Entries taken from a collection
%%

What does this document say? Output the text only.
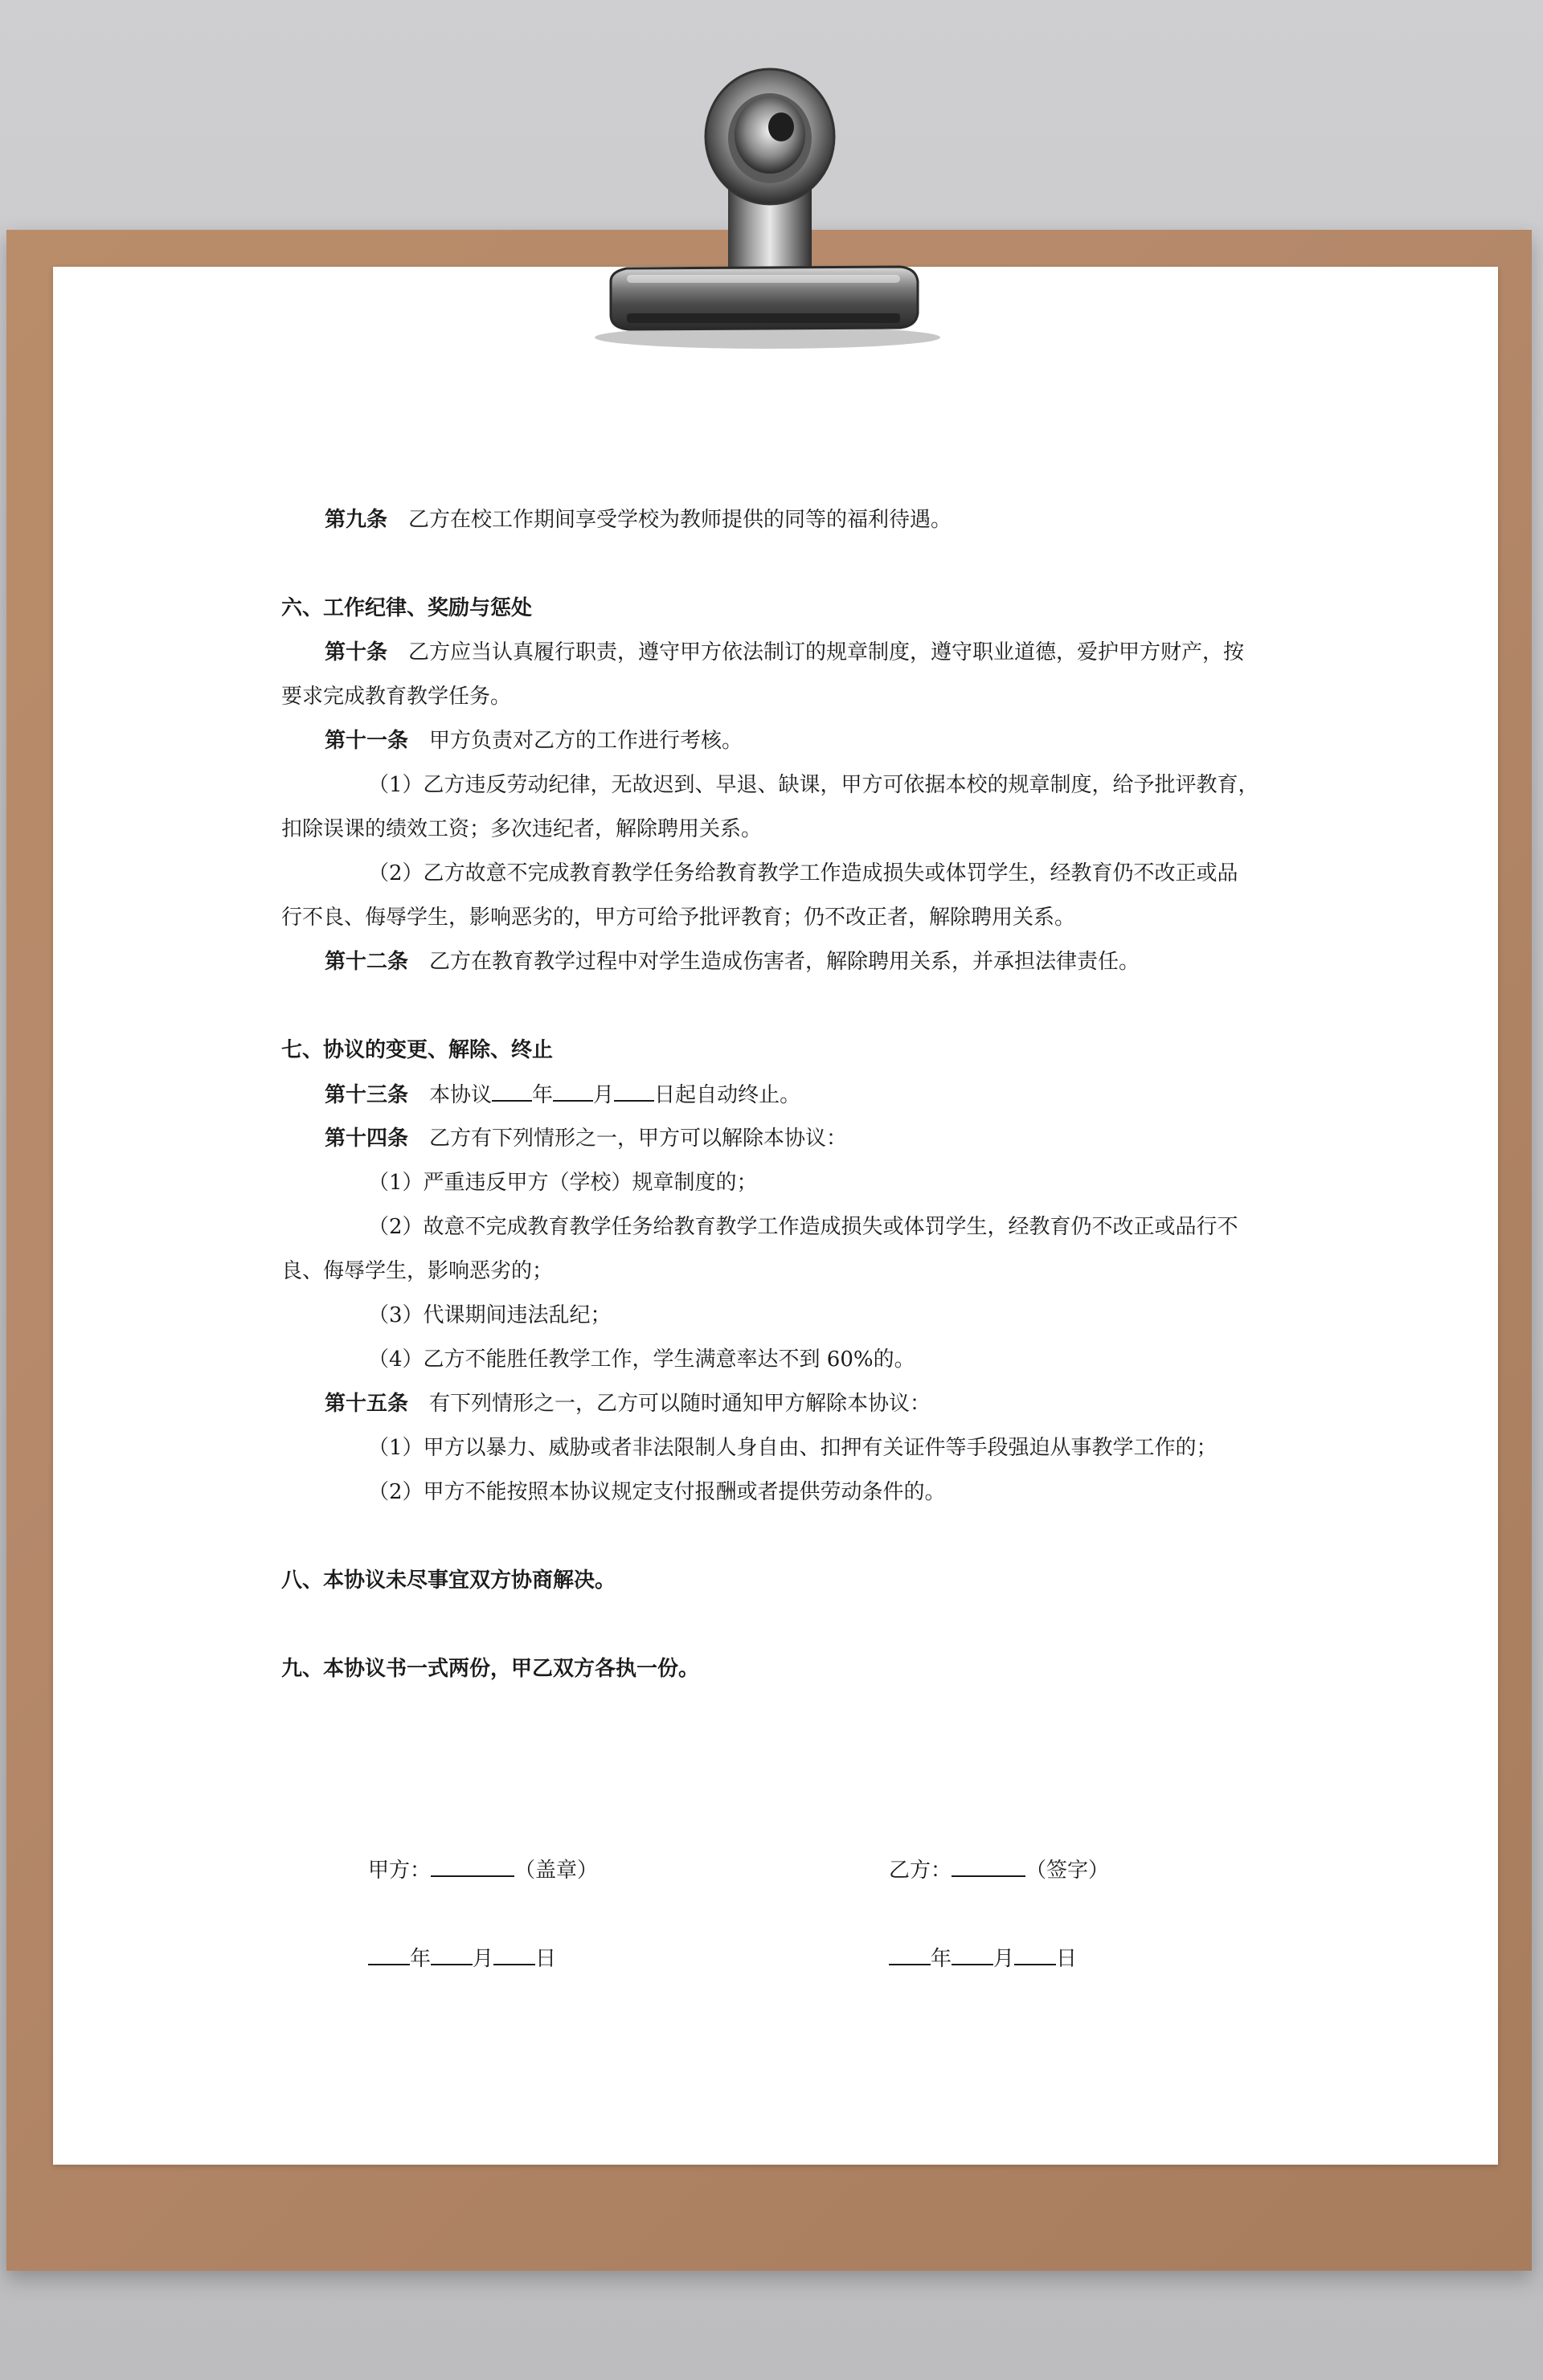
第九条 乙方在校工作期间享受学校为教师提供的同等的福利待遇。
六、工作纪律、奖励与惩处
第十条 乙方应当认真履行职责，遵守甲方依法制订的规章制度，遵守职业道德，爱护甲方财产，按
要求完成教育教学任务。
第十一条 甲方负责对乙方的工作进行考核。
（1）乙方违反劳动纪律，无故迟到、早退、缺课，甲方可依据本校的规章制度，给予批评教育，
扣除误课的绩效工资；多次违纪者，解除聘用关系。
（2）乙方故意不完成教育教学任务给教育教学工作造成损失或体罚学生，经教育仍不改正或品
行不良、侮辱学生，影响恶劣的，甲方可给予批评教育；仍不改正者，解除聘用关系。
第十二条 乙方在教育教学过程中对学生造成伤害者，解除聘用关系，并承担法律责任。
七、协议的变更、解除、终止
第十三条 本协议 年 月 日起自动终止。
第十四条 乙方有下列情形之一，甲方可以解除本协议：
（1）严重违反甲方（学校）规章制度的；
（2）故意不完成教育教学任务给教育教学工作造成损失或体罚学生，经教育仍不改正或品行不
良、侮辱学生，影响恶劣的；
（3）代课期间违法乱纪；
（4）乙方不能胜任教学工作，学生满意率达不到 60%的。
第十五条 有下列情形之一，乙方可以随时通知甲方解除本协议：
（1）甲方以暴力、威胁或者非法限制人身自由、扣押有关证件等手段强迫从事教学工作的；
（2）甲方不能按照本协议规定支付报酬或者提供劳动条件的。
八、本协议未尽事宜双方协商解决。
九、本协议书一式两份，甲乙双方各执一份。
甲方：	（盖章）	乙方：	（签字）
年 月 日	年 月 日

%%
%%

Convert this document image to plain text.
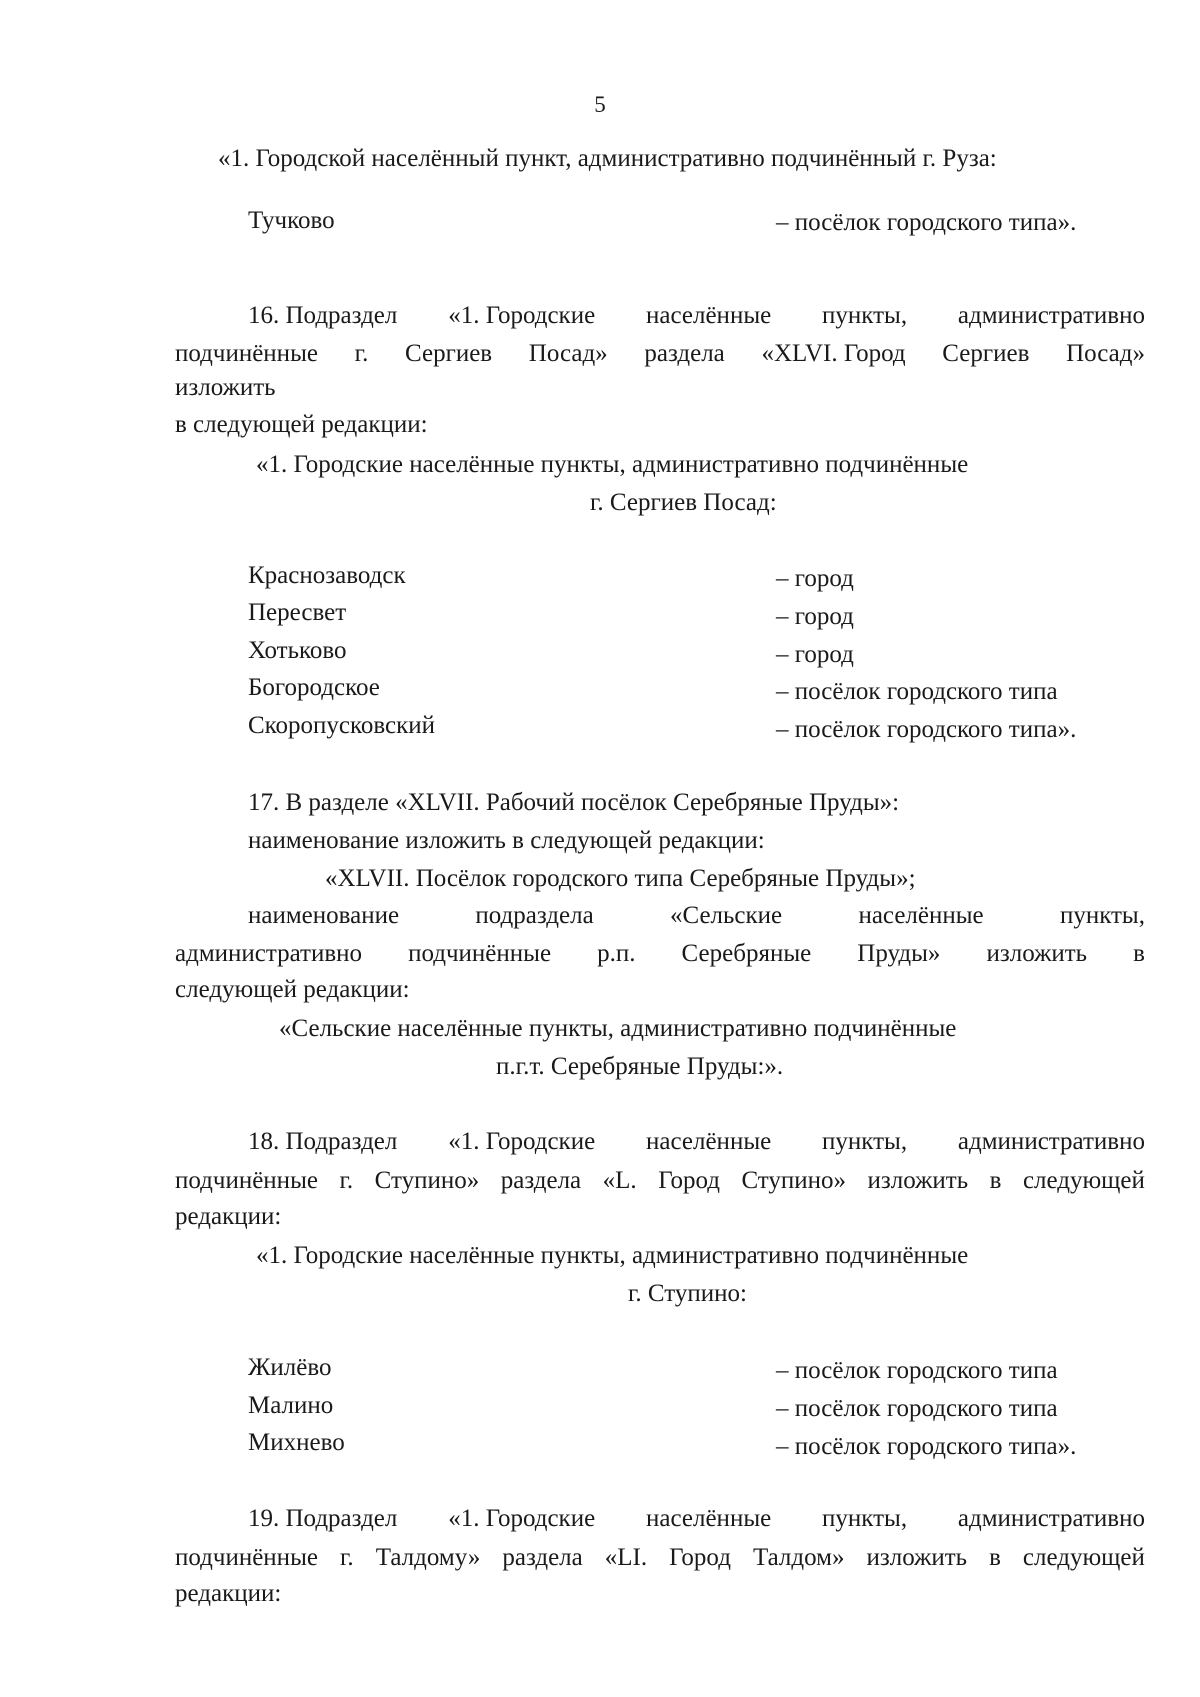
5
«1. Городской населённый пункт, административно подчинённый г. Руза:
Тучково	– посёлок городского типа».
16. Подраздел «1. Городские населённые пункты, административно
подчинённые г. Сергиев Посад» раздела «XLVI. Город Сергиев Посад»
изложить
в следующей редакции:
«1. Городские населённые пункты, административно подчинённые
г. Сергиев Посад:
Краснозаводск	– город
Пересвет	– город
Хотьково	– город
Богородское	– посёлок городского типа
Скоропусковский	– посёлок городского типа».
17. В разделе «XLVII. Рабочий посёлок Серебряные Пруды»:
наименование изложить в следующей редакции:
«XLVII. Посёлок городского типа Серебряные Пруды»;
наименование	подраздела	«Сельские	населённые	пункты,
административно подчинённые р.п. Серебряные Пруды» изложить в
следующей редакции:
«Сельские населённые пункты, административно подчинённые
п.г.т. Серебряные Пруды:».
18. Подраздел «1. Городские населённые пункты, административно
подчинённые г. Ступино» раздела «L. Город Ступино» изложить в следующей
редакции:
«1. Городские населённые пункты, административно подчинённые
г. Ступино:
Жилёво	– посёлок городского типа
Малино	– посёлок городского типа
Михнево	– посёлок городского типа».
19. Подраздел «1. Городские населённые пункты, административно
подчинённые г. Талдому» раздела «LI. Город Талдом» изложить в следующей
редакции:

%%
%%

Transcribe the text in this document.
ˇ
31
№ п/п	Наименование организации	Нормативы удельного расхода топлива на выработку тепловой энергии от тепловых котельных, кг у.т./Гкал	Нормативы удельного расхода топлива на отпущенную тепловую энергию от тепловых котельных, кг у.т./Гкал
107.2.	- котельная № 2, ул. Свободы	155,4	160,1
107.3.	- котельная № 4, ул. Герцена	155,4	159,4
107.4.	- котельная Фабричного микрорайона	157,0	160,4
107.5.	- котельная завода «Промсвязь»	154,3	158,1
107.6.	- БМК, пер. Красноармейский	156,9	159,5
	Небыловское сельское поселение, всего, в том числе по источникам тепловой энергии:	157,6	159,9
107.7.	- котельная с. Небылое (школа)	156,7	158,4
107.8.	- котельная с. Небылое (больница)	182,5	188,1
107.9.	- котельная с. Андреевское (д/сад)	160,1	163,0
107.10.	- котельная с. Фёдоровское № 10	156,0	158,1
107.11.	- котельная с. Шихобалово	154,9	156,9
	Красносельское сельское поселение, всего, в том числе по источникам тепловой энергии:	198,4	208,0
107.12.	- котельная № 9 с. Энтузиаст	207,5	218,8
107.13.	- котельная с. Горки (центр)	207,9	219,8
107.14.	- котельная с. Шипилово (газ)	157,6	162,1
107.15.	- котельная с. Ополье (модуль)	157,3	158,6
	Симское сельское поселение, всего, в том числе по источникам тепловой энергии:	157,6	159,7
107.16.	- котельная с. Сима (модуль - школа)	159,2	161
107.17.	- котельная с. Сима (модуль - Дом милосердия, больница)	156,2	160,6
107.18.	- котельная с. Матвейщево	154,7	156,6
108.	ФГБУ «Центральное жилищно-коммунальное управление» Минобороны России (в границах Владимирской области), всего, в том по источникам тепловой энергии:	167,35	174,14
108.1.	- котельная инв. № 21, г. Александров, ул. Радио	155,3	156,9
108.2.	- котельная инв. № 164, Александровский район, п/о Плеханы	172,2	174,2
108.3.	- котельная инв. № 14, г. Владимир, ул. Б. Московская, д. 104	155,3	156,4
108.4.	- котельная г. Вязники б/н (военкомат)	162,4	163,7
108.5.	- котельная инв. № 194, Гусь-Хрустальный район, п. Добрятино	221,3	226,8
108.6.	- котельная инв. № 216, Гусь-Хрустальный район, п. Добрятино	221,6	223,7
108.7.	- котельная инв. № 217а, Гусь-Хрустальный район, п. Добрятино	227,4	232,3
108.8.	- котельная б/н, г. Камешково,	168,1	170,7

%%

* _Your instructions_:
Ascertain the number of lines in the entries that include the word "影响恶劣的", and report only that number.

* _Result for this exercise_:
2